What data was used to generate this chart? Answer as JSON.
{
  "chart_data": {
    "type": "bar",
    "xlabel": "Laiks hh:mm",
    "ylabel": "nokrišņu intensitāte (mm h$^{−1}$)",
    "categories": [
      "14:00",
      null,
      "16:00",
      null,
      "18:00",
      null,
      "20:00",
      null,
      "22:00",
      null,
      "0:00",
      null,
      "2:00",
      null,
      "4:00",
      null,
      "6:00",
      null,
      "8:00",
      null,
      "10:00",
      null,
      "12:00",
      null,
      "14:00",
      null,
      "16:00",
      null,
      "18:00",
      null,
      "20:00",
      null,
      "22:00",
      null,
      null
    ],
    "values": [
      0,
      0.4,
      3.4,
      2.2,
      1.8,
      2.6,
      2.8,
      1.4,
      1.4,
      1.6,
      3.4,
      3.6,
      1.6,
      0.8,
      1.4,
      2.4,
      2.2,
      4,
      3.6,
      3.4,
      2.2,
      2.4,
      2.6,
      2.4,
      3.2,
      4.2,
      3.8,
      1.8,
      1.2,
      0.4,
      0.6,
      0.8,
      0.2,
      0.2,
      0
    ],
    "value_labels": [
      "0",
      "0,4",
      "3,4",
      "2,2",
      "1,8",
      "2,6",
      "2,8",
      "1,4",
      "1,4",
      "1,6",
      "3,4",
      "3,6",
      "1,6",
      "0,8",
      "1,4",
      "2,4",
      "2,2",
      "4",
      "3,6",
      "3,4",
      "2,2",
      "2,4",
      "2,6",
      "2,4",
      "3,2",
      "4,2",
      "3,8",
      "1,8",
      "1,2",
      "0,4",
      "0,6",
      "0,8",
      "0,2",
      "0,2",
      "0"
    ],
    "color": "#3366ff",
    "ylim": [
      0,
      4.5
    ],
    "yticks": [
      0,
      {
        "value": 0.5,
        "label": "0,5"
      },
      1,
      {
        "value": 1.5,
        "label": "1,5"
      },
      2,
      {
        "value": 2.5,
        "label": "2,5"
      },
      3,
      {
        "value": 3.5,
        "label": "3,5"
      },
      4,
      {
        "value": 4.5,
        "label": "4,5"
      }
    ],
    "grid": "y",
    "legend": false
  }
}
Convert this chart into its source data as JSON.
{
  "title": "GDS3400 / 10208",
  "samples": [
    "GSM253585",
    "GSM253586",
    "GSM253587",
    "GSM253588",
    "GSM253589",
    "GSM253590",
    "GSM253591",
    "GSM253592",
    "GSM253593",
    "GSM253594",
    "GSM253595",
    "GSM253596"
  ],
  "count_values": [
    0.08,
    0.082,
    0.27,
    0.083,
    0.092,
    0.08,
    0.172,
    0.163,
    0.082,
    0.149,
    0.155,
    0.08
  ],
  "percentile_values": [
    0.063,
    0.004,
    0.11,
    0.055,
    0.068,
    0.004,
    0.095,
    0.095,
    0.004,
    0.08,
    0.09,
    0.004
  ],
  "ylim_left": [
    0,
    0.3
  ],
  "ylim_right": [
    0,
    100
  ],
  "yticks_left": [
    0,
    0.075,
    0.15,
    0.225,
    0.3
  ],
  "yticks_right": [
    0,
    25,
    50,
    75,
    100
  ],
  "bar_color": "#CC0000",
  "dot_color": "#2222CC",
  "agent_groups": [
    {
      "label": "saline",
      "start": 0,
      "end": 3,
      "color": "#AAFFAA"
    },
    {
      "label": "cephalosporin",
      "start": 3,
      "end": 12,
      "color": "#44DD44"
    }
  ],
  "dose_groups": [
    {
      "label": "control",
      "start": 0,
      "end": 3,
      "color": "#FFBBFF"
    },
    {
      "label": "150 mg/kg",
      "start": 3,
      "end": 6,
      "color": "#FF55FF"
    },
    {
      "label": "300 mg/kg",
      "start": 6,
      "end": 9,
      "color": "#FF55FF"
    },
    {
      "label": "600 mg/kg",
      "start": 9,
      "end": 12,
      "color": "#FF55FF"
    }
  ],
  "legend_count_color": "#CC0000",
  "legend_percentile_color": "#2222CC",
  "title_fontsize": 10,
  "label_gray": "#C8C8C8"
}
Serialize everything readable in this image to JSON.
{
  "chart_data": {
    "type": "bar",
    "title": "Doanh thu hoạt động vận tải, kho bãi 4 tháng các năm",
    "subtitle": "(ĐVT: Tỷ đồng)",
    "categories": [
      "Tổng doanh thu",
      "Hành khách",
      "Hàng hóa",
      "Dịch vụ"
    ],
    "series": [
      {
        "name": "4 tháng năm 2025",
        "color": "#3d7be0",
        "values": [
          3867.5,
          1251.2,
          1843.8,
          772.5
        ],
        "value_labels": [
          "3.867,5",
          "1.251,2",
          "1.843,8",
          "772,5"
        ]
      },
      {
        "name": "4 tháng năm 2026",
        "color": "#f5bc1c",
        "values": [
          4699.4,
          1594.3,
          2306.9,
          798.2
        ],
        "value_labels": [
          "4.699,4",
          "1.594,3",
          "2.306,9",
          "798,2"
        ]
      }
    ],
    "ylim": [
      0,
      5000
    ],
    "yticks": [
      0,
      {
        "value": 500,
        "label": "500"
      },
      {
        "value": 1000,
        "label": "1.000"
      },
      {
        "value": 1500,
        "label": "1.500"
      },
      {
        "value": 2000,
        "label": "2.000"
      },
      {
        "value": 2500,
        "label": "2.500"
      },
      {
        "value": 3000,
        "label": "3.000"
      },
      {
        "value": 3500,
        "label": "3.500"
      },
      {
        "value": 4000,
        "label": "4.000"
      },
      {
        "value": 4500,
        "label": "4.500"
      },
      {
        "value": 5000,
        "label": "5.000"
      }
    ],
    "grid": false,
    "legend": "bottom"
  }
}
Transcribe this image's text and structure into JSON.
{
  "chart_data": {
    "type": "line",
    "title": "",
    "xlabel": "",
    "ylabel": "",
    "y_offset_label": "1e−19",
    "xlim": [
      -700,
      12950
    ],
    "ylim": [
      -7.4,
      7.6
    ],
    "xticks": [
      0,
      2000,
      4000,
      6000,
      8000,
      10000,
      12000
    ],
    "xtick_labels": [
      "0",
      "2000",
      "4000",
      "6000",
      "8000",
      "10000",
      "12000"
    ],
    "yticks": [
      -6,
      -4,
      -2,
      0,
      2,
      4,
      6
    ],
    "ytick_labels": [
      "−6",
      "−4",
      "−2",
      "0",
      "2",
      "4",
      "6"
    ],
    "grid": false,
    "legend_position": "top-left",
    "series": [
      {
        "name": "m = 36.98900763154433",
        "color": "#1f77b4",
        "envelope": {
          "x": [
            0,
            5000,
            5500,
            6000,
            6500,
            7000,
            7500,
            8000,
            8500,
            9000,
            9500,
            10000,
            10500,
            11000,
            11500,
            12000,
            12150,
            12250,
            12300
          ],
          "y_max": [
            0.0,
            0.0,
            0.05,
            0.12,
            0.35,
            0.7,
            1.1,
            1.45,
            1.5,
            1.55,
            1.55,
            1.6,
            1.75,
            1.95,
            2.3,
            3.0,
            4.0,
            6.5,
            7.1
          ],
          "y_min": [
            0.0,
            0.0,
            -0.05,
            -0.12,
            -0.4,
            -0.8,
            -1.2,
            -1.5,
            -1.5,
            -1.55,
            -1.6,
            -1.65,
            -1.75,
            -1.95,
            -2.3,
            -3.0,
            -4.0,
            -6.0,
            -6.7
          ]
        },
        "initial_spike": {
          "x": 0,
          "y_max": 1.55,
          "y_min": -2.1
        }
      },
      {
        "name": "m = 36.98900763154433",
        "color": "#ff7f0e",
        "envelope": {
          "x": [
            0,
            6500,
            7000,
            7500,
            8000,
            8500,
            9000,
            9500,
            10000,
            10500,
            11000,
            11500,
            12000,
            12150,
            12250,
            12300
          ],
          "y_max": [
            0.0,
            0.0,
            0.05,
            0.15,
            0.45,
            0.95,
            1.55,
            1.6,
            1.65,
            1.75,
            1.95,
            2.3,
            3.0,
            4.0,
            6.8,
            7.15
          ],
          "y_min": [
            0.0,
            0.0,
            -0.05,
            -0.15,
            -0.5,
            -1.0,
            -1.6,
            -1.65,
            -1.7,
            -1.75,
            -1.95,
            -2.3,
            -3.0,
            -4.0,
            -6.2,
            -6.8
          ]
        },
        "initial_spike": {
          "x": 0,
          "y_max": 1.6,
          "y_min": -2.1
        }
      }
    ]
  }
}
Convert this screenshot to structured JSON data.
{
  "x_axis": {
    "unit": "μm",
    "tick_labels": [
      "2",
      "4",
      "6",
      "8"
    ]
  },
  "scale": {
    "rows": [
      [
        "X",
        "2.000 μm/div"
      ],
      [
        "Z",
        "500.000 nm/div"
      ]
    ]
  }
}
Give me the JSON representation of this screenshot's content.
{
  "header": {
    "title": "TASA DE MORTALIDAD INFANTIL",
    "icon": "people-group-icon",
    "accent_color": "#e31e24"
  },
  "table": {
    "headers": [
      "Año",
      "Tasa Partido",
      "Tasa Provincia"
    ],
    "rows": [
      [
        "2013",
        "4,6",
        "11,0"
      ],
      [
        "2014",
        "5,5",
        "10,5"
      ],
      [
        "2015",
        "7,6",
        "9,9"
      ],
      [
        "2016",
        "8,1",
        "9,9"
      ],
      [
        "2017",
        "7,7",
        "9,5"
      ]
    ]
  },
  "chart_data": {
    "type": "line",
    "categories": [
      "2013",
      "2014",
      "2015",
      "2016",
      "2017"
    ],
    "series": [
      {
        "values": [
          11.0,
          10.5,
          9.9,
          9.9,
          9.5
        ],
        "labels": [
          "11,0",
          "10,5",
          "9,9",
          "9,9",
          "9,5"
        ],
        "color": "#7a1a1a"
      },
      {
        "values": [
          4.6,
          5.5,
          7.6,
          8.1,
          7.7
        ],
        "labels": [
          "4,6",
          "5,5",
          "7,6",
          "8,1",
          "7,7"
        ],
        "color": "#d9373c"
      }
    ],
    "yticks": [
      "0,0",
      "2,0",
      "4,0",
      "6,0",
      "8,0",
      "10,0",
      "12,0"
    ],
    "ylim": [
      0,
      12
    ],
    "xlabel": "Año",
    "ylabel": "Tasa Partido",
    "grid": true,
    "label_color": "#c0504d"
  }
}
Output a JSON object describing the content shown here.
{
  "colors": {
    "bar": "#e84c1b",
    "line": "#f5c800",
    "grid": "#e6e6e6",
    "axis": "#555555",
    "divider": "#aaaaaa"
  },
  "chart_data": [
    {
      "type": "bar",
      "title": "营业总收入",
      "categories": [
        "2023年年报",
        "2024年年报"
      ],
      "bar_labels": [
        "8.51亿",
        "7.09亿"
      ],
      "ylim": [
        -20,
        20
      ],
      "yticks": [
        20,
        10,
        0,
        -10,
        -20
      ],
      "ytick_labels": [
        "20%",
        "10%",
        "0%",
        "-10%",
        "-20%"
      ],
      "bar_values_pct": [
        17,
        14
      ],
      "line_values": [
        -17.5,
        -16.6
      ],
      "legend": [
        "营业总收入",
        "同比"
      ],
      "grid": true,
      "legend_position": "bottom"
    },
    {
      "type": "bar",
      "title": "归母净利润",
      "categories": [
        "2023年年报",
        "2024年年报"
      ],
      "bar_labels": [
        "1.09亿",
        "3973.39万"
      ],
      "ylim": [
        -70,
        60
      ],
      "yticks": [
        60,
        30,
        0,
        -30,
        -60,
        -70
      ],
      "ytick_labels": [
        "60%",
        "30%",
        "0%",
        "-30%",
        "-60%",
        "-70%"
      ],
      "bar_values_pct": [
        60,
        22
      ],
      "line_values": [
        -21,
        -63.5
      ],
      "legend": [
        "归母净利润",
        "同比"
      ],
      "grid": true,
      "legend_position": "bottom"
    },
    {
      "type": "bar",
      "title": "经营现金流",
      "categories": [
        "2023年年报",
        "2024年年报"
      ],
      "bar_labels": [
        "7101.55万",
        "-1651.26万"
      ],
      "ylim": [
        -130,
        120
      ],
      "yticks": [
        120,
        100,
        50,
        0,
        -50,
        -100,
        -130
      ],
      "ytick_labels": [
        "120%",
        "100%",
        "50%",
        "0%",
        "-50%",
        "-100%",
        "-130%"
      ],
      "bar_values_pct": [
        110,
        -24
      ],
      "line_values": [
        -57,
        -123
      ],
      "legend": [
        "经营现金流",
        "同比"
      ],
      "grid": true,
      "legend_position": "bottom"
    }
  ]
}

**Set task**
In the records above, locate the lines holding the word "content". Copy each of them.

**Response for this exercise**
Give me the JSON representation of this screenshot's content.
Output a JSON object describing the content shown here.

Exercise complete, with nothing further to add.